- Stored rows -

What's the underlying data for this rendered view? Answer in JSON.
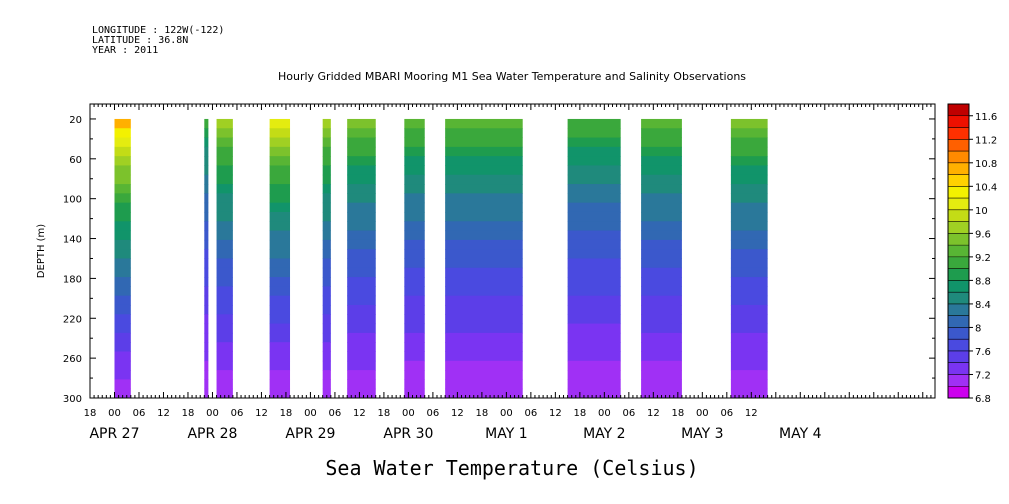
{
  "header": {
    "longitude": "LONGITUDE : 122W(-122)",
    "latitude": "LATITUDE : 36.8N",
    "year": "YEAR : 2011"
  },
  "chart_data": {
    "type": "heatmap",
    "title": "Hourly Gridded MBARI Mooring M1 Sea Water Temperature and Salinity Observations",
    "xlabel": "Sea Water Temperature (Celsius)",
    "ylabel": "DEPTH (m)",
    "x_axis": {
      "unit": "hours since 2011-04-26 18:00",
      "range": [
        0,
        207
      ],
      "hour_ticks": [
        {
          "h": 0,
          "label": "18"
        },
        {
          "h": 6,
          "label": "00"
        },
        {
          "h": 12,
          "label": "06"
        },
        {
          "h": 18,
          "label": "12"
        },
        {
          "h": 24,
          "label": "18"
        },
        {
          "h": 30,
          "label": "00"
        },
        {
          "h": 36,
          "label": "06"
        },
        {
          "h": 42,
          "label": "12"
        },
        {
          "h": 48,
          "label": "18"
        },
        {
          "h": 54,
          "label": "00"
        },
        {
          "h": 60,
          "label": "06"
        },
        {
          "h": 66,
          "label": "12"
        },
        {
          "h": 72,
          "label": "18"
        },
        {
          "h": 78,
          "label": "00"
        },
        {
          "h": 84,
          "label": "06"
        },
        {
          "h": 90,
          "label": "12"
        },
        {
          "h": 96,
          "label": "18"
        },
        {
          "h": 102,
          "label": "00"
        },
        {
          "h": 108,
          "label": "06"
        },
        {
          "h": 114,
          "label": "12"
        },
        {
          "h": 120,
          "label": "18"
        },
        {
          "h": 126,
          "label": "00"
        },
        {
          "h": 132,
          "label": "06"
        },
        {
          "h": 138,
          "label": "12"
        },
        {
          "h": 144,
          "label": "18"
        },
        {
          "h": 150,
          "label": "00"
        },
        {
          "h": 156,
          "label": "06"
        },
        {
          "h": 162,
          "label": "12"
        }
      ],
      "date_labels": [
        {
          "h": 6,
          "label": "APR 27"
        },
        {
          "h": 30,
          "label": "APR 28"
        },
        {
          "h": 54,
          "label": "APR 29"
        },
        {
          "h": 78,
          "label": "APR 30"
        },
        {
          "h": 102,
          "label": "MAY  1"
        },
        {
          "h": 126,
          "label": "MAY  2"
        },
        {
          "h": 150,
          "label": "MAY  3"
        },
        {
          "h": 174,
          "label": "MAY  4"
        }
      ]
    },
    "y_axis": {
      "range": [
        300,
        5
      ],
      "ticks": [
        20,
        60,
        100,
        140,
        180,
        220,
        260,
        300
      ]
    },
    "colorbar": {
      "levels": [
        6.8,
        7.0,
        7.2,
        7.4,
        7.6,
        7.8,
        8.0,
        8.2,
        8.4,
        8.6,
        8.8,
        9.0,
        9.2,
        9.4,
        9.6,
        9.8,
        10.0,
        10.2,
        10.4,
        10.6,
        10.8,
        11.0,
        11.2,
        11.4,
        11.6,
        11.8
      ],
      "labels": [
        6.8,
        7.2,
        7.6,
        8,
        8.4,
        8.8,
        9.2,
        9.6,
        10,
        10.4,
        10.8,
        11.2,
        11.6
      ],
      "colors": [
        "#cc00ee",
        "#a030f5",
        "#7a34f2",
        "#5c3ee8",
        "#4a4ae0",
        "#3b58cc",
        "#3168b3",
        "#2a789a",
        "#1f8a7c",
        "#11946a",
        "#1e9c4e",
        "#3aa83c",
        "#58b534",
        "#7cc22c",
        "#a0d023",
        "#c3dc16",
        "#e4ec10",
        "#f3f100",
        "#ffd200",
        "#ffb000",
        "#ff8a00",
        "#ff6000",
        "#ff3000",
        "#ee1000",
        "#c00000"
      ]
    },
    "data_blocks": [
      {
        "start": 6,
        "end": 10,
        "surface": 11.0
      },
      {
        "start": 28,
        "end": 29,
        "surface": 9.2
      },
      {
        "start": 31,
        "end": 35,
        "surface": 10.0
      },
      {
        "start": 44,
        "end": 49,
        "surface": 10.4
      },
      {
        "start": 57,
        "end": 59,
        "surface": 10.0
      },
      {
        "start": 63,
        "end": 70,
        "surface": 9.8
      },
      {
        "start": 77,
        "end": 82,
        "surface": 9.6
      },
      {
        "start": 87,
        "end": 106,
        "surface": 9.6
      },
      {
        "start": 117,
        "end": 130,
        "surface": 9.4
      },
      {
        "start": 135,
        "end": 145,
        "surface": 9.6
      },
      {
        "start": 157,
        "end": 166,
        "surface": 9.8
      }
    ],
    "bottom_temperature": 7.0,
    "grid": false,
    "legend": "right colorbar"
  }
}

- Exercise aim -
Only a number is wanted: how many lines of the material above hold "start"?

- Solution to the exercise -
11